(Data items)
━━━

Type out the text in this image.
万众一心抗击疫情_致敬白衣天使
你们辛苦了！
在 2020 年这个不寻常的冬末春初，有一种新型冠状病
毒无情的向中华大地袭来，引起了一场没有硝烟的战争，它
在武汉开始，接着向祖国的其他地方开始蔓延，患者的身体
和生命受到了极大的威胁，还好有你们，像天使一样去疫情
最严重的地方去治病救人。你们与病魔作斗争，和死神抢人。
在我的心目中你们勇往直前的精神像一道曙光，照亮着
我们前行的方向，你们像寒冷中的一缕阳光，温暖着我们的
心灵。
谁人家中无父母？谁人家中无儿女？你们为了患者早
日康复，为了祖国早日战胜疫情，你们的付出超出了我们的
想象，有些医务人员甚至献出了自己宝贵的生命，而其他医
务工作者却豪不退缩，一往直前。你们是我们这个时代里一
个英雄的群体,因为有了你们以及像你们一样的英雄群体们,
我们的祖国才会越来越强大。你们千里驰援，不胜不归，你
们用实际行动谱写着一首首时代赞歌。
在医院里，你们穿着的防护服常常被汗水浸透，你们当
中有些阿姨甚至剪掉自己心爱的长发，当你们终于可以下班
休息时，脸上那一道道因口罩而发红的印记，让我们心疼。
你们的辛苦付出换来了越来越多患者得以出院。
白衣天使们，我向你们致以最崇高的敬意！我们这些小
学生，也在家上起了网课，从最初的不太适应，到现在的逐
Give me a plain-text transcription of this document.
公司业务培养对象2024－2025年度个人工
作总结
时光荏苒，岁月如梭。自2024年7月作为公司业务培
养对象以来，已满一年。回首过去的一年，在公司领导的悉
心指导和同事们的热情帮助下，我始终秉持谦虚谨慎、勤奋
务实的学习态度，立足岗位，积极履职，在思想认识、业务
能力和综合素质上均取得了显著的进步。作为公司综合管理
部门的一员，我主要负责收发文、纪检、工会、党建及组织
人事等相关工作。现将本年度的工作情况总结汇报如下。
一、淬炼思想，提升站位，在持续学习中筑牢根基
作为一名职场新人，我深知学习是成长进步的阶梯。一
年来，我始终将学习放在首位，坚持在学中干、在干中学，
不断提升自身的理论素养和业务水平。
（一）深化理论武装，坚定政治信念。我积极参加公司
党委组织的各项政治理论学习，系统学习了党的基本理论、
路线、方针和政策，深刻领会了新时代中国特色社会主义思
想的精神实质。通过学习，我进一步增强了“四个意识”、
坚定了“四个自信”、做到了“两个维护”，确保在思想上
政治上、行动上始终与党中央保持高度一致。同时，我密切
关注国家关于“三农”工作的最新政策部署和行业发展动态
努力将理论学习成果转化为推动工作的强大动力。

━━━

Return the entries above exactly, each one complete.

Type out the text in this image.
万众一心抗击疫情_致敬白衣天使
你们辛苦了！
在 2020 年这个不寻常的冬末春初，有一种新型冠状病
毒无情的向中华大地袭来，引起了一场没有硝烟的战争，它
在武汉开始，接着向祖国的其他地方开始蔓延，患者的身体
和生命受到了极大的威胁，还好有你们，像天使一样去疫情
最严重的地方去治病救人。你们与病魔作斗争，和死神抢人。
在我的心目中你们勇往直前的精神像一道曙光，照亮着
我们前行的方向，你们像寒冷中的一缕阳光，温暖着我们的
心灵。
谁人家中无父母？谁人家中无儿女？你们为了患者早
日康复，为了祖国早日战胜疫情，你们的付出超出了我们的
想象，有些医务人员甚至献出了自己宝贵的生命，而其他医
务工作者却豪不退缩，一往直前。你们是我们这个时代里一
个英雄的群体,因为有了你们以及像你们一样的英雄群体们,
我们的祖国才会越来越强大。你们千里驰援，不胜不归，你
们用实际行动谱写着一首首时代赞歌。
在医院里，你们穿着的防护服常常被汗水浸透，你们当
中有些阿姨甚至剪掉自己心爱的长发，当你们终于可以下班
休息时，脸上那一道道因口罩而发红的印记，让我们心疼。
你们的辛苦付出换来了越来越多患者得以出院。
白衣天使们，我向你们致以最崇高的敬意！我们这些小
学生，也在家上起了网课，从最初的不太适应，到现在的逐
Give me a plain-text transcription of this document.
公司业务培养对象2024－2025年度个人工
作总结
时光荏苒，岁月如梭。自2024年7月作为公司业务培
养对象以来，已满一年。回首过去的一年，在公司领导的悉
心指导和同事们的热情帮助下，我始终秉持谦虚谨慎、勤奋
务实的学习态度，立足岗位，积极履职，在思想认识、业务
能力和综合素质上均取得了显著的进步。作为公司综合管理
部门的一员，我主要负责收发文、纪检、工会、党建及组织
人事等相关工作。现将本年度的工作情况总结汇报如下。
一、淬炼思想，提升站位，在持续学习中筑牢根基
作为一名职场新人，我深知学习是成长进步的阶梯。一
年来，我始终将学习放在首位，坚持在学中干、在干中学，
不断提升自身的理论素养和业务水平。
（一）深化理论武装，坚定政治信念。我积极参加公司
党委组织的各项政治理论学习，系统学习了党的基本理论、
路线、方针和政策，深刻领会了新时代中国特色社会主义思
想的精神实质。通过学习，我进一步增强了“四个意识”、
坚定了“四个自信”、做到了“两个维护”，确保在思想上
政治上、行动上始终与党中央保持高度一致。同时，我密切
关注国家关于“三农”工作的最新政策部署和行业发展动态
努力将理论学习成果转化为推动工作的强大动力。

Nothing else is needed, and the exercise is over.